Job: Each line containing the word "screenshot" needs to be copied.

Provided entries:
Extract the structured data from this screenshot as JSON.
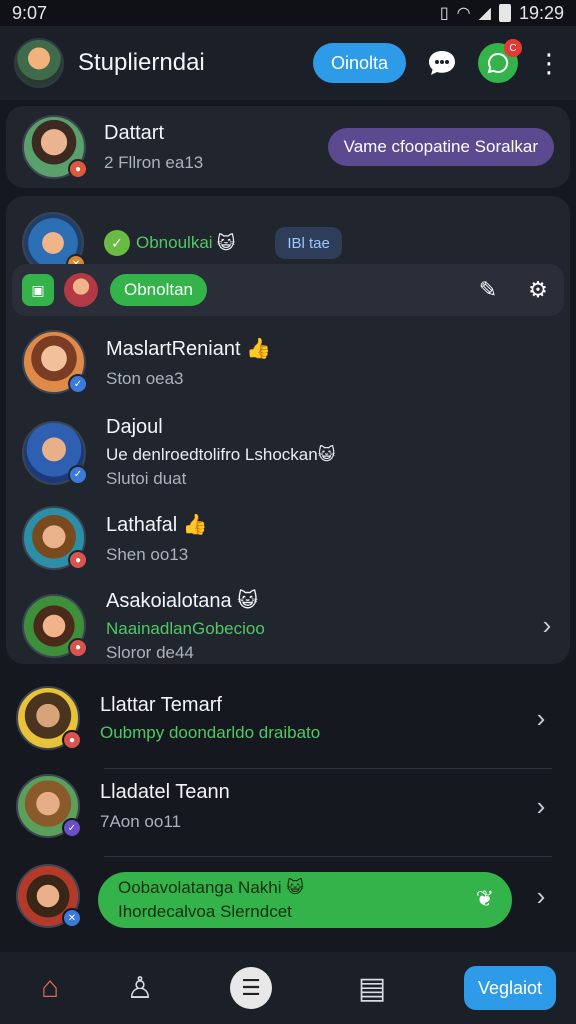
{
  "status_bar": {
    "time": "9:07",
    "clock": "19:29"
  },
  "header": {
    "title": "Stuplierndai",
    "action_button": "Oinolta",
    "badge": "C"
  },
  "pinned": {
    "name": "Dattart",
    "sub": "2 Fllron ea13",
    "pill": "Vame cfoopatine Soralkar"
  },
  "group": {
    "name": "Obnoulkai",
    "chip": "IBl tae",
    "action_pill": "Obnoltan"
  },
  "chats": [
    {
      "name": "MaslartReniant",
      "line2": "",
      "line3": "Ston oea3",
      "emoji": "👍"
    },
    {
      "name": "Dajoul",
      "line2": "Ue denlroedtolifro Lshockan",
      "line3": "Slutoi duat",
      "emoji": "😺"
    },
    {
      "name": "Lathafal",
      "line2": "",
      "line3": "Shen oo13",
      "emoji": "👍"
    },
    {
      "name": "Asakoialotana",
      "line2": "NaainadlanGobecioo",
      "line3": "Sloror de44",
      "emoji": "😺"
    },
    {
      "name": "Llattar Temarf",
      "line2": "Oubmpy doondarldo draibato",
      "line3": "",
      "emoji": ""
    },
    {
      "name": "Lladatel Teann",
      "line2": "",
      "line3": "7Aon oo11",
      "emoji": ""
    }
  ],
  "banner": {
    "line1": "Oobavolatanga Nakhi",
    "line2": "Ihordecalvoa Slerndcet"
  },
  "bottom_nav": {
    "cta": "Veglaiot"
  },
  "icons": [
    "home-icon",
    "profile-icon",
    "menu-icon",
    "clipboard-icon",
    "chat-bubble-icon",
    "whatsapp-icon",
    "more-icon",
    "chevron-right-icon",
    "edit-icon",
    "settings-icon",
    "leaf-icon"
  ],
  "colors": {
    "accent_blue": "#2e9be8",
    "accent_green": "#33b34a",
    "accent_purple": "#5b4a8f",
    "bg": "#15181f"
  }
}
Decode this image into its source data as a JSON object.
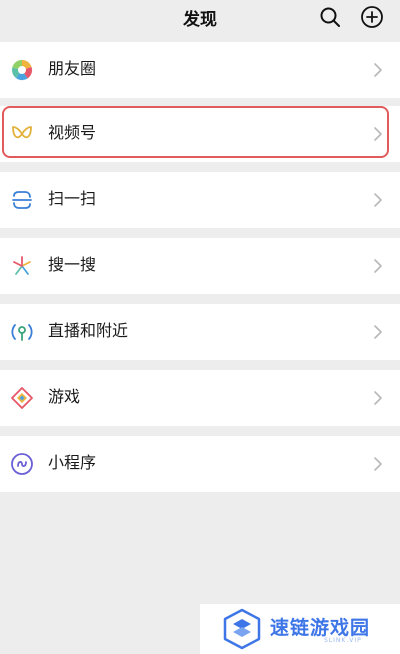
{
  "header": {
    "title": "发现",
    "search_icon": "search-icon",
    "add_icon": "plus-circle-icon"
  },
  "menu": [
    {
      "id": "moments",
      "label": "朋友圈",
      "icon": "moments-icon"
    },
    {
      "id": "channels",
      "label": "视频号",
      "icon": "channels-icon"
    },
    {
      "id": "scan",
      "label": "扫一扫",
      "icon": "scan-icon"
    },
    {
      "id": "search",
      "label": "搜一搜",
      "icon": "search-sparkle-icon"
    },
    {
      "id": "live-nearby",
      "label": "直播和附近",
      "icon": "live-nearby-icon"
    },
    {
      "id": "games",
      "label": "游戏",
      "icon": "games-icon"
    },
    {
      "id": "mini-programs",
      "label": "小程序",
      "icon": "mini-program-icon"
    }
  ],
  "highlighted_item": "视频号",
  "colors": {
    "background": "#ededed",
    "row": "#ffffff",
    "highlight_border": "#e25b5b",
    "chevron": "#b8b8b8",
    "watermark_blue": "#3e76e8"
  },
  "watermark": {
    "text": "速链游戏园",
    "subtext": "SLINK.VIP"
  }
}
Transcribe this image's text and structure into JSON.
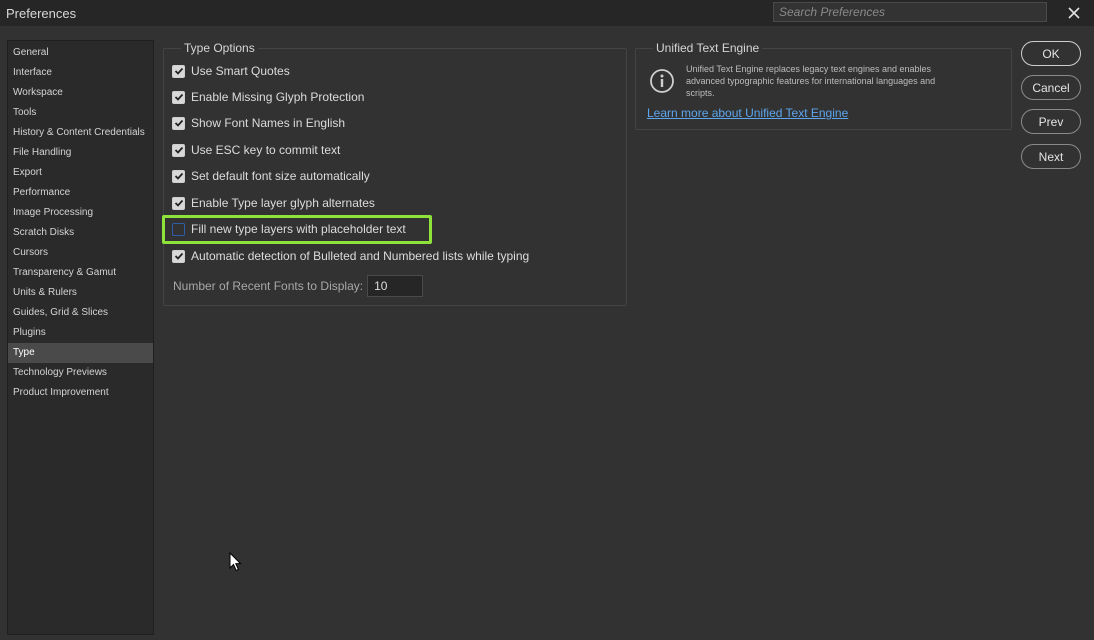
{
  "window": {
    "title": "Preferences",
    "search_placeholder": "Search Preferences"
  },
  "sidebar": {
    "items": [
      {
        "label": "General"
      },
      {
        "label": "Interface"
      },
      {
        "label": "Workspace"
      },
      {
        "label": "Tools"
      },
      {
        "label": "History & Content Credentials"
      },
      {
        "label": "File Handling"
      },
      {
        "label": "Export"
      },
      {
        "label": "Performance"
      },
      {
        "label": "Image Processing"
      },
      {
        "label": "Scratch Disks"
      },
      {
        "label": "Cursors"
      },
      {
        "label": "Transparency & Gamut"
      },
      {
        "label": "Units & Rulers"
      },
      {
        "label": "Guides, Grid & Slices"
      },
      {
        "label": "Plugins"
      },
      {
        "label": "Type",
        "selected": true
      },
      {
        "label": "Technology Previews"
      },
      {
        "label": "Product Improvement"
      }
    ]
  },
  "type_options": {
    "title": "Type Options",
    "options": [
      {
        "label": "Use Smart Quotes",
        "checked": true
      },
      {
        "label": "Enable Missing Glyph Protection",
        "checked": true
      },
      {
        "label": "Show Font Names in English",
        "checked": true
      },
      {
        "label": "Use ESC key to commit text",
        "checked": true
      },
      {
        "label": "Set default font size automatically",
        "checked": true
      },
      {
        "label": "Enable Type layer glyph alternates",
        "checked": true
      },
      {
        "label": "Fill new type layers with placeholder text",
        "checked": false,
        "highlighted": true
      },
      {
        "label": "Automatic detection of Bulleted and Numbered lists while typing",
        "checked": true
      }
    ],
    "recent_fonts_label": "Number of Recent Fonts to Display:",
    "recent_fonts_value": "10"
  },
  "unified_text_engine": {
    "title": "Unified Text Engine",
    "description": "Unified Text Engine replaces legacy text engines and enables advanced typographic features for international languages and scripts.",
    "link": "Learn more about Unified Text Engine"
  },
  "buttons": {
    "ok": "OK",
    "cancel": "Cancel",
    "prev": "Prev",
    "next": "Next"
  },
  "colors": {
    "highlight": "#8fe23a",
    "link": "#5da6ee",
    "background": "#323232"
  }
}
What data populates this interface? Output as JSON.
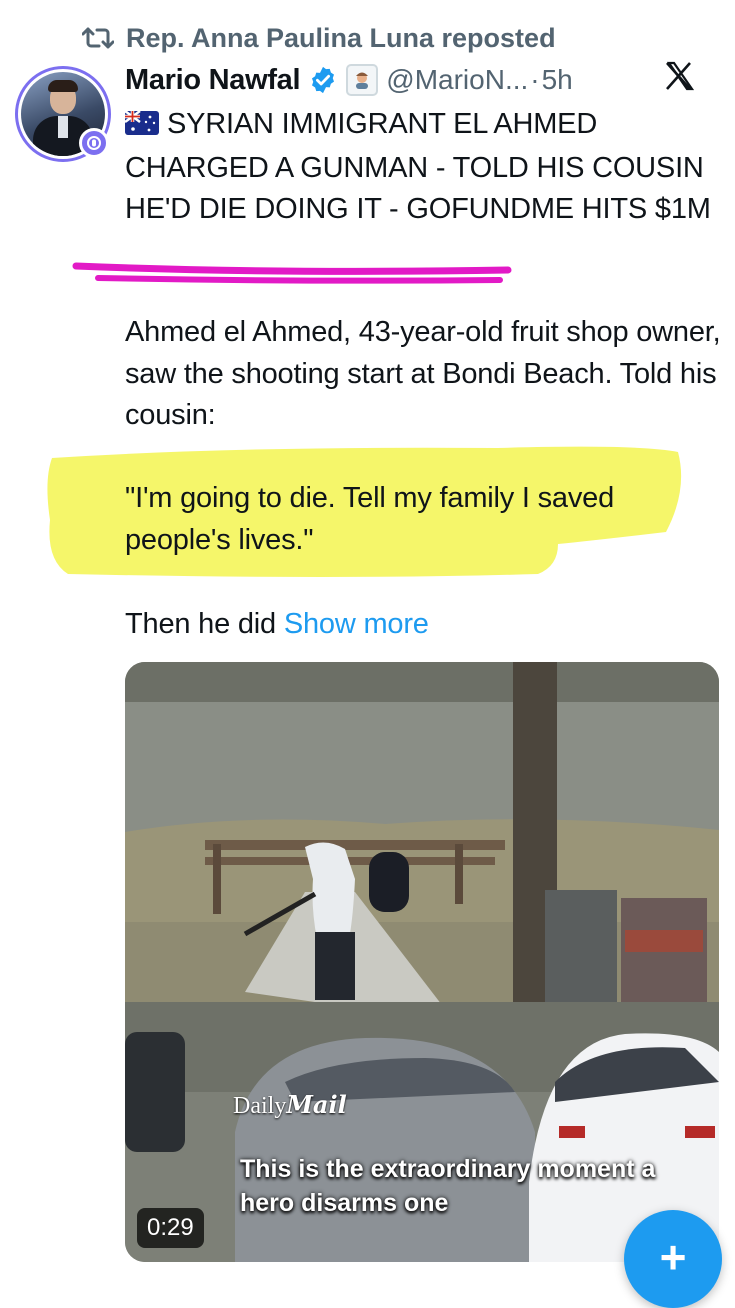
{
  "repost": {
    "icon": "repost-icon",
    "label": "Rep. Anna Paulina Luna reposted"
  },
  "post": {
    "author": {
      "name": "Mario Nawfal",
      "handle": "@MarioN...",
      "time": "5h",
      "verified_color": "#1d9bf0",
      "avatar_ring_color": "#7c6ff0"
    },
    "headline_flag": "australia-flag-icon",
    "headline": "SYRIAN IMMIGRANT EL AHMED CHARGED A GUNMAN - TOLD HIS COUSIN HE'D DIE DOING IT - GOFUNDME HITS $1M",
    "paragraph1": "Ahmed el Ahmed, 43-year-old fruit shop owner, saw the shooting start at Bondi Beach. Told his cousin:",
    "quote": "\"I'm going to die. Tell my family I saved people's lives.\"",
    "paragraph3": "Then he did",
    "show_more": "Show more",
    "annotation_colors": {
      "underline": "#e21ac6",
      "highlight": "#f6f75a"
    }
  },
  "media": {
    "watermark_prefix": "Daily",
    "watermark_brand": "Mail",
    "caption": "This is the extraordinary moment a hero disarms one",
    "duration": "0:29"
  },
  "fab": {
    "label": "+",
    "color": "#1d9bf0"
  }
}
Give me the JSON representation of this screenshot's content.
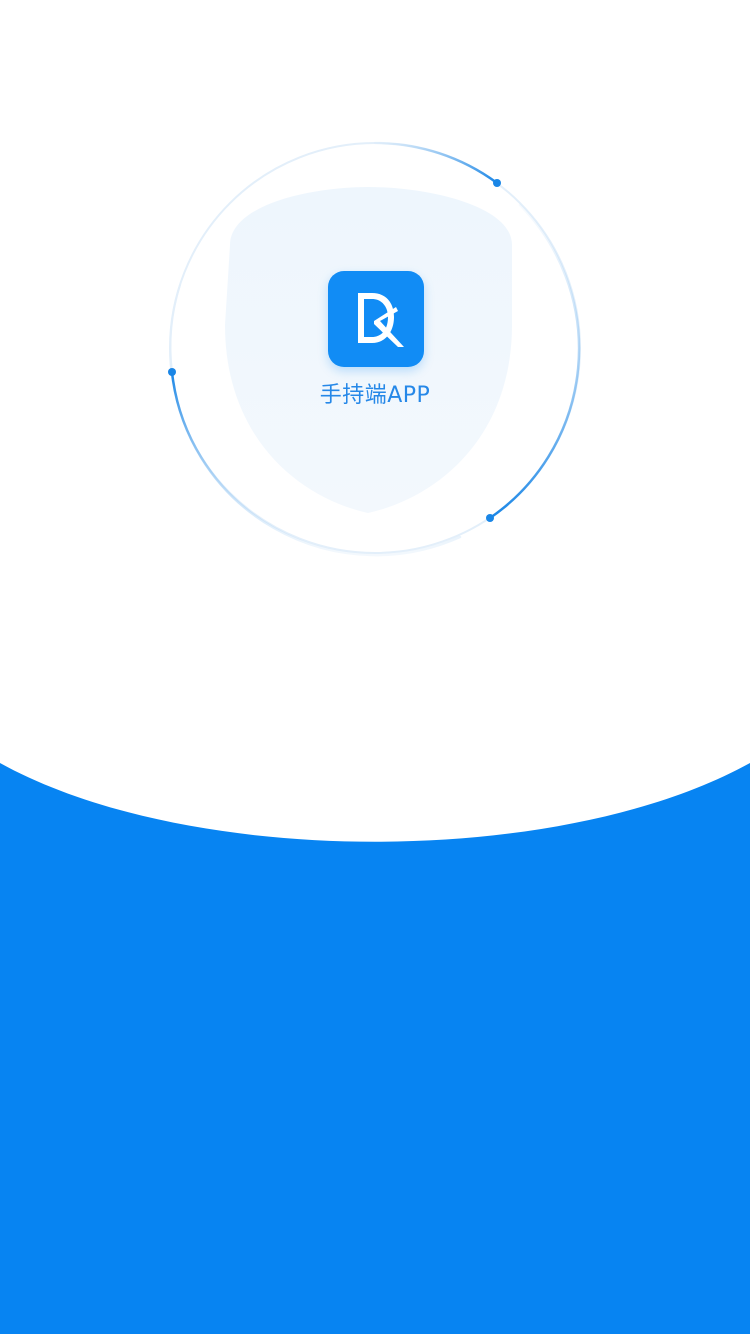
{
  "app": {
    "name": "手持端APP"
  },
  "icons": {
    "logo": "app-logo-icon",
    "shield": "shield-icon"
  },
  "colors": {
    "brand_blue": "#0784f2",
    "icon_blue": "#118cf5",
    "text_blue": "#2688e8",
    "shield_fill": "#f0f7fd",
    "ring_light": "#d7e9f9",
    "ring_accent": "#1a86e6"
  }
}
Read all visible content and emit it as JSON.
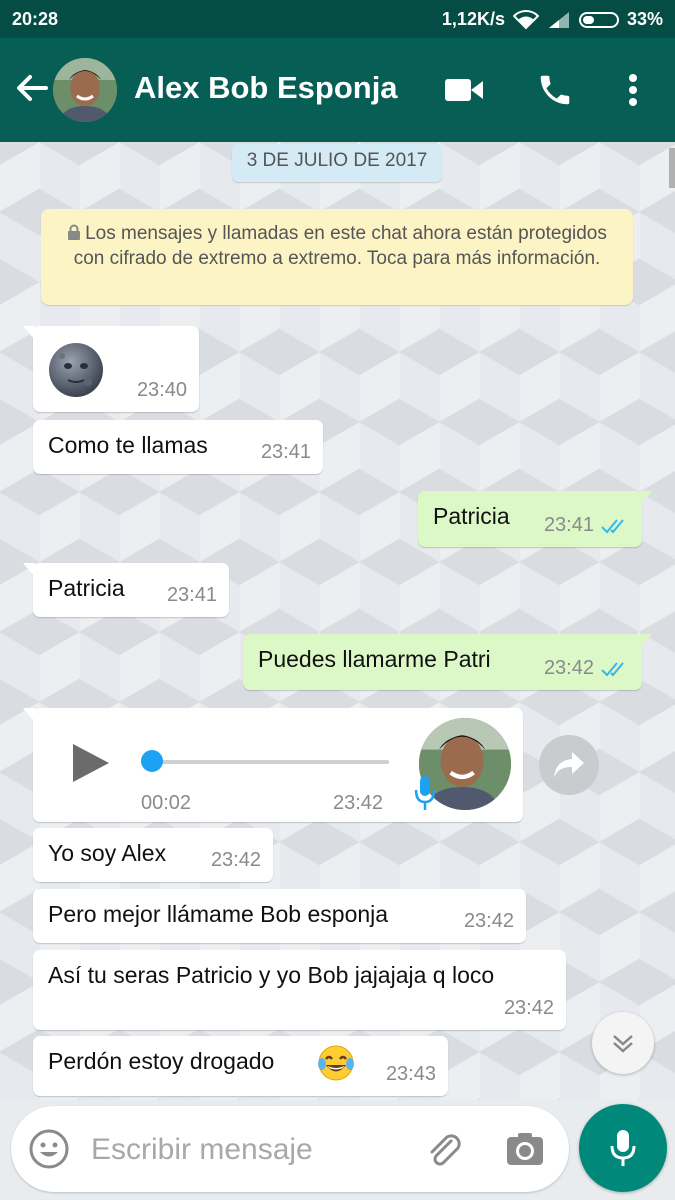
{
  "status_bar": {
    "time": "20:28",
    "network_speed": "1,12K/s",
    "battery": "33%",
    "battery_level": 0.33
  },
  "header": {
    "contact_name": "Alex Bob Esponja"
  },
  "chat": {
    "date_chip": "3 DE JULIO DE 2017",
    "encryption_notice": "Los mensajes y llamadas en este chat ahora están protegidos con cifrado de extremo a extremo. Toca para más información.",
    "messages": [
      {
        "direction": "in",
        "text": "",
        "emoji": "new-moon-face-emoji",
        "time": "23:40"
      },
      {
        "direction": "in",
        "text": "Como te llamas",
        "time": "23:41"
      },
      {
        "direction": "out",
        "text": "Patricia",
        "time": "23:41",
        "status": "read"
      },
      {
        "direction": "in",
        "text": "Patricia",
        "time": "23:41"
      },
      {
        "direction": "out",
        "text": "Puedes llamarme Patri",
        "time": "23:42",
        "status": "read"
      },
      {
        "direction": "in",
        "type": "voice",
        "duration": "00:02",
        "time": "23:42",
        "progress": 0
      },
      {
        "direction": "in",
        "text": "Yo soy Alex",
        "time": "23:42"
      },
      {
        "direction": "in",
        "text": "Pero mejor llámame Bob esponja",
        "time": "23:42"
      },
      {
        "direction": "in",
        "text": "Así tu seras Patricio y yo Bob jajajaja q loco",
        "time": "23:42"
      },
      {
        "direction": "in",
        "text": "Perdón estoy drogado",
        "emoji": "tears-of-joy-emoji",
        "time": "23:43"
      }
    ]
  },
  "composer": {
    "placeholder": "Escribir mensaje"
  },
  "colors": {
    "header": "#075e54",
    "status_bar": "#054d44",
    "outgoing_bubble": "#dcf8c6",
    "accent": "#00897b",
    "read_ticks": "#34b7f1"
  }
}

The completed task:
Extract the structured data from this screenshot as JSON.
Give me the JSON representation of this screenshot's content.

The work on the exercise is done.